Look through the records that follow. Copy every line containing the word "Swell".

═════ DATASET EXCERPTS ═════

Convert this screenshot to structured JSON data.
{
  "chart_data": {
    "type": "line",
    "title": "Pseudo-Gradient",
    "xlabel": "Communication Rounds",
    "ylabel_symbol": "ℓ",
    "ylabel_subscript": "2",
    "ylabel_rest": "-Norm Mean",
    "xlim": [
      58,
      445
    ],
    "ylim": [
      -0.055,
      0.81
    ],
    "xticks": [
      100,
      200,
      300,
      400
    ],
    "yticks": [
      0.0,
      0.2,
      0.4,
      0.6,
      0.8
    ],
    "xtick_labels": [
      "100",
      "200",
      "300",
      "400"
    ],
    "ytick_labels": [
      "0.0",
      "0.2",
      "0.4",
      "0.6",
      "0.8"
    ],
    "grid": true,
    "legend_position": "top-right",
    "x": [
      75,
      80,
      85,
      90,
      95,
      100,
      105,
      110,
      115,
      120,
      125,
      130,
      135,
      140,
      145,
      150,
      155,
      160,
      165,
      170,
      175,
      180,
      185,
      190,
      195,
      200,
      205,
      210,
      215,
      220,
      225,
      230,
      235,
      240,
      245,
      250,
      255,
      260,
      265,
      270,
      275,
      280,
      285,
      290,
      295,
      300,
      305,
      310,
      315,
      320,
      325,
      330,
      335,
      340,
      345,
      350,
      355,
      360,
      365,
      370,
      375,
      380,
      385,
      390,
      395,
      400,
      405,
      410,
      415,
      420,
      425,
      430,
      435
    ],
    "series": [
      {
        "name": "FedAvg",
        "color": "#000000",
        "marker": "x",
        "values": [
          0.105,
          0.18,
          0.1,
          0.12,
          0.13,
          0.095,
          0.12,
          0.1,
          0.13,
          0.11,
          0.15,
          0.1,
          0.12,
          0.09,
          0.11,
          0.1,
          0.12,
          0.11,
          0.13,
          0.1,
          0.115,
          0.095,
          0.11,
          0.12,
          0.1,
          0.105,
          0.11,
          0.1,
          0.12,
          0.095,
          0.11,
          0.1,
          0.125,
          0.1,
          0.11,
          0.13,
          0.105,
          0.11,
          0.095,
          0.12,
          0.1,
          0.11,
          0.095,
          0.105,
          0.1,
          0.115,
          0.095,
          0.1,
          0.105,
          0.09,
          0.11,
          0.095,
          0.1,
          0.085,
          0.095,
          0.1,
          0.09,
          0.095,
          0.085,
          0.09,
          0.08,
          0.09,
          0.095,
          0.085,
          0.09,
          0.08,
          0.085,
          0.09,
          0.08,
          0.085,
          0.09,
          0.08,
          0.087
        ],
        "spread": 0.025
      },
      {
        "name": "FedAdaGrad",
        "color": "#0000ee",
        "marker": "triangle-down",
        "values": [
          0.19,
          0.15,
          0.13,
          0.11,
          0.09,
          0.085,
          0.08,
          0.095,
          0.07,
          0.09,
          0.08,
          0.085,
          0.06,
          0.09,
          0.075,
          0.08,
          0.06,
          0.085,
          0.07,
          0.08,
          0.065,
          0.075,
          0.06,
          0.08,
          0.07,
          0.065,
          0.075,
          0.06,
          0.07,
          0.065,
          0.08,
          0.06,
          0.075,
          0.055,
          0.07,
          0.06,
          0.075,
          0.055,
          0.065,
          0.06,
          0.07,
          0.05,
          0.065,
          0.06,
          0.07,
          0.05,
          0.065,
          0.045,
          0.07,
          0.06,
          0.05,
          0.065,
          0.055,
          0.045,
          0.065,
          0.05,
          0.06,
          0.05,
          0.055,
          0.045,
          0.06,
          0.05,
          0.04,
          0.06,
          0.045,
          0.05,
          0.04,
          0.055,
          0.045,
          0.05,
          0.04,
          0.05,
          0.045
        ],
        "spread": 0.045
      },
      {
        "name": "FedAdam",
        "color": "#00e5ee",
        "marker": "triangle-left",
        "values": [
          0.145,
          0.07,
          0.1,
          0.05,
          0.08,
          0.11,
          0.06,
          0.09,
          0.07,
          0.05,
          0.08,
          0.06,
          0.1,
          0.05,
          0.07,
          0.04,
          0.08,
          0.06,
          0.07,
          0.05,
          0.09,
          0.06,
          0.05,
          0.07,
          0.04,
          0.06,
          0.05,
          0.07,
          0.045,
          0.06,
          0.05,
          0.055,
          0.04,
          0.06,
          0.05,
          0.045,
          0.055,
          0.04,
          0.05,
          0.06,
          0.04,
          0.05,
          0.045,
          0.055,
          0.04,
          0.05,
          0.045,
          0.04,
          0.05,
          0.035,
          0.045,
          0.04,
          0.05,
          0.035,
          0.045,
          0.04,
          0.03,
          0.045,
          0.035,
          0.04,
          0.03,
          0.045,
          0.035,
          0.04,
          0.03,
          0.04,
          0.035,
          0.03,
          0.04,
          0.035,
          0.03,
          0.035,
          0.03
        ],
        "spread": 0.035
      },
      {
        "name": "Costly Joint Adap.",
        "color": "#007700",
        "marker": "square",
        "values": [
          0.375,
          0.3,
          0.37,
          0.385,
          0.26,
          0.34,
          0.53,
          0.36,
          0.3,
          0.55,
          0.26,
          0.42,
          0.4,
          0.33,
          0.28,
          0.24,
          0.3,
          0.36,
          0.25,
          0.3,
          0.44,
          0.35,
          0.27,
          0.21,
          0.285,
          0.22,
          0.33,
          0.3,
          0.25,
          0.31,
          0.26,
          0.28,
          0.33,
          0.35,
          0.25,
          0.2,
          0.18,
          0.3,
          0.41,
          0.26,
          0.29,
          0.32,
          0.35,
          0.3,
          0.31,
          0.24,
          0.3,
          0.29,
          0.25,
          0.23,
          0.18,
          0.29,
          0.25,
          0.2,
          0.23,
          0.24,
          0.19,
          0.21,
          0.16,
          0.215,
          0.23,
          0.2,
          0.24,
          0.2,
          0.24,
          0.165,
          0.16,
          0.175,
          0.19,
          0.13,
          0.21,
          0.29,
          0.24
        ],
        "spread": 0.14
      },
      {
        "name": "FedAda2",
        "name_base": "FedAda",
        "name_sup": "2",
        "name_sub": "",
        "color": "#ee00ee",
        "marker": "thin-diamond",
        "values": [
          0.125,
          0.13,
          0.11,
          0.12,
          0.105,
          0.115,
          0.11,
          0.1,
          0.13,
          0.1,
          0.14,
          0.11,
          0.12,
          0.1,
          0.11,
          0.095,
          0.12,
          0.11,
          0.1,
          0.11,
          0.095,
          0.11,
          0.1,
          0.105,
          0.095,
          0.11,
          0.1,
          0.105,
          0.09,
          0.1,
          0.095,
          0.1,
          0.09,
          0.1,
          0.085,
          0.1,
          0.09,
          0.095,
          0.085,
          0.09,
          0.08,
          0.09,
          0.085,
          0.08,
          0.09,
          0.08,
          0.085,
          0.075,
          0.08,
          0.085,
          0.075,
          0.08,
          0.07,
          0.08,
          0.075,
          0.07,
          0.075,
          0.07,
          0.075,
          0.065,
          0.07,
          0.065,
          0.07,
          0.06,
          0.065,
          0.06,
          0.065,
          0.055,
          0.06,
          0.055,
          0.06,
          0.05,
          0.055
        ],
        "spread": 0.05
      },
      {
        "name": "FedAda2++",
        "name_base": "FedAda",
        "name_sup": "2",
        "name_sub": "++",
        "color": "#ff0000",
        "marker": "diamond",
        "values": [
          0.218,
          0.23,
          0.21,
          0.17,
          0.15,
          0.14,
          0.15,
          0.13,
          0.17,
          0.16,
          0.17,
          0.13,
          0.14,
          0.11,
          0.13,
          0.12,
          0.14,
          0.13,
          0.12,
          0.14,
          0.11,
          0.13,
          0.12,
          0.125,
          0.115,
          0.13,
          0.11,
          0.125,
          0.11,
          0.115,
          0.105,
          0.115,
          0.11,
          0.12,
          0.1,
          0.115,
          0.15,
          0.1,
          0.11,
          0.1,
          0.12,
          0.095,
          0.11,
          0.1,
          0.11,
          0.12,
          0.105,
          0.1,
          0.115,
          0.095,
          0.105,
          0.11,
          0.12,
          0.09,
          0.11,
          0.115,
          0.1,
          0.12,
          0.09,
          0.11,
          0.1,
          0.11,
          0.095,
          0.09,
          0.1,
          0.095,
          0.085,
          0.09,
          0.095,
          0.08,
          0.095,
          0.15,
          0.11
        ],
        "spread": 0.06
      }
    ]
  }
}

═════
═════ DATASET EXCERPTS ═════

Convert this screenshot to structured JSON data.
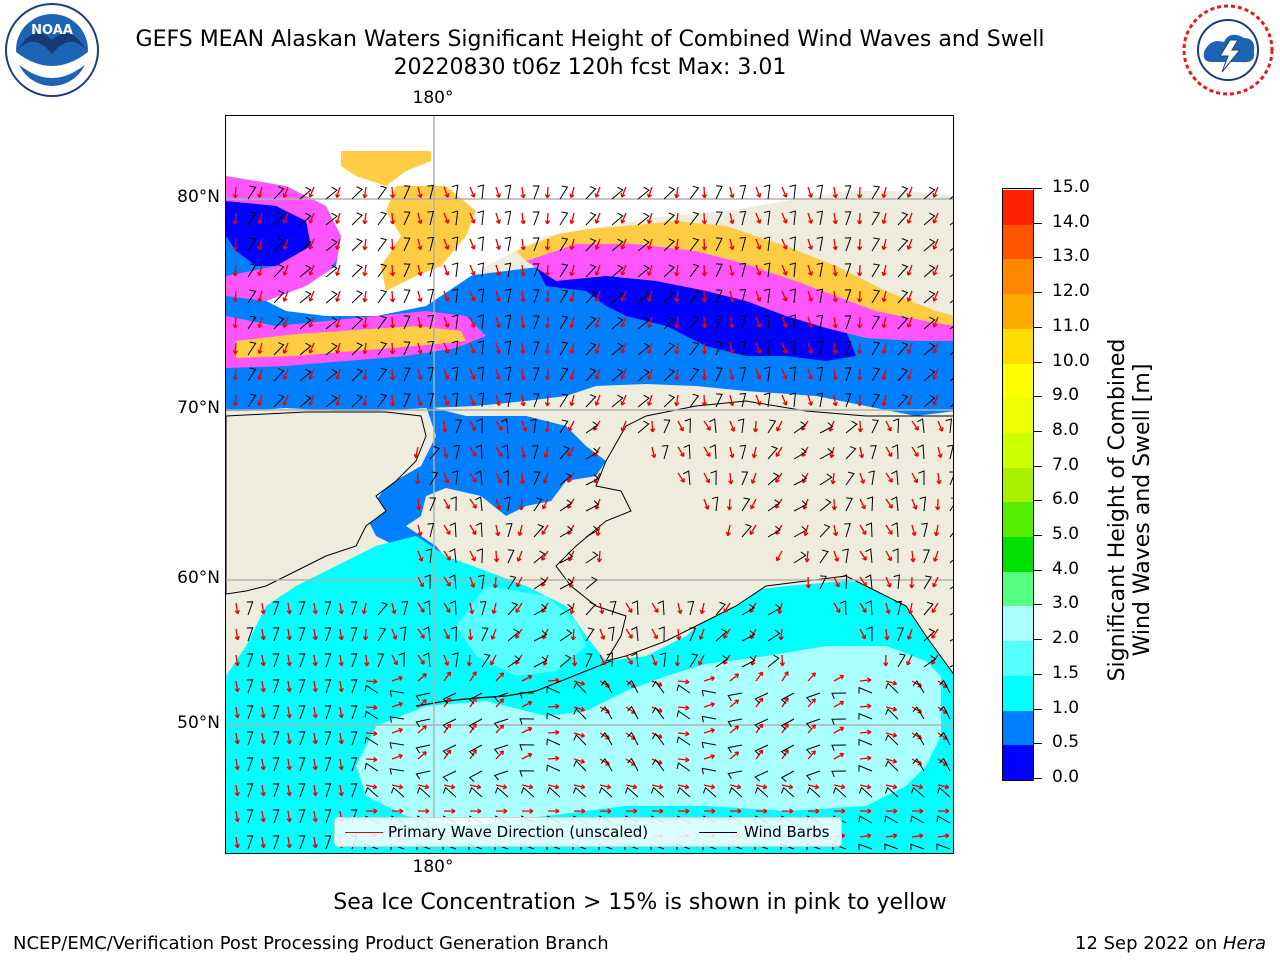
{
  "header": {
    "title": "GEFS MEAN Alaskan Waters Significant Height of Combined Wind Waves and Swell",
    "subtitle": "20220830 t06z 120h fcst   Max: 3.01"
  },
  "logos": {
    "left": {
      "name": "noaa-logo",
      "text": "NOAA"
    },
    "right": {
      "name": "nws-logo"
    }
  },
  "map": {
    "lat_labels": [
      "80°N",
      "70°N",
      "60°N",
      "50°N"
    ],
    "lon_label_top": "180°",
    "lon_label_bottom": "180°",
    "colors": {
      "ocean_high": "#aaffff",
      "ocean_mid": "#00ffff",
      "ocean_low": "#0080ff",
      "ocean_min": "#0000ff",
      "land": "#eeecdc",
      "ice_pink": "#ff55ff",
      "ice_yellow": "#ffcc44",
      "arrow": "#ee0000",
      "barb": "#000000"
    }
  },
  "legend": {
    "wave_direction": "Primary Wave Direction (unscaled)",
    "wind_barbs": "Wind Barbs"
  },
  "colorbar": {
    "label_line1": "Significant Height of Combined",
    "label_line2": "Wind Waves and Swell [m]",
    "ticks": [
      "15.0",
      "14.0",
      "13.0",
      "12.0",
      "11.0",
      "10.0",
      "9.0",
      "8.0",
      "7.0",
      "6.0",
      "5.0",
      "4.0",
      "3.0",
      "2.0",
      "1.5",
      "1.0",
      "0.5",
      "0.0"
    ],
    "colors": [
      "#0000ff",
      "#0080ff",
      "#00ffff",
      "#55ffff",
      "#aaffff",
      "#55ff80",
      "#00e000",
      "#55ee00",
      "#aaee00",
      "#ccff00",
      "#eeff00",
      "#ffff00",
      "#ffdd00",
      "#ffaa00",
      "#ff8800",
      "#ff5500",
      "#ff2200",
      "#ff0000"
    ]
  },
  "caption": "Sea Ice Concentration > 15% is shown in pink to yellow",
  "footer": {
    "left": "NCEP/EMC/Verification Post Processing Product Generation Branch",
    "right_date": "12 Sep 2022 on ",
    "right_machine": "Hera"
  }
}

═════

TASK SOLUTION ->
    "title": "GEFS MEAN Alaskan Waters Significant Height of Combined Wind Waves and Swell",
    "label_line2": "Wind Waves and Swell [m]",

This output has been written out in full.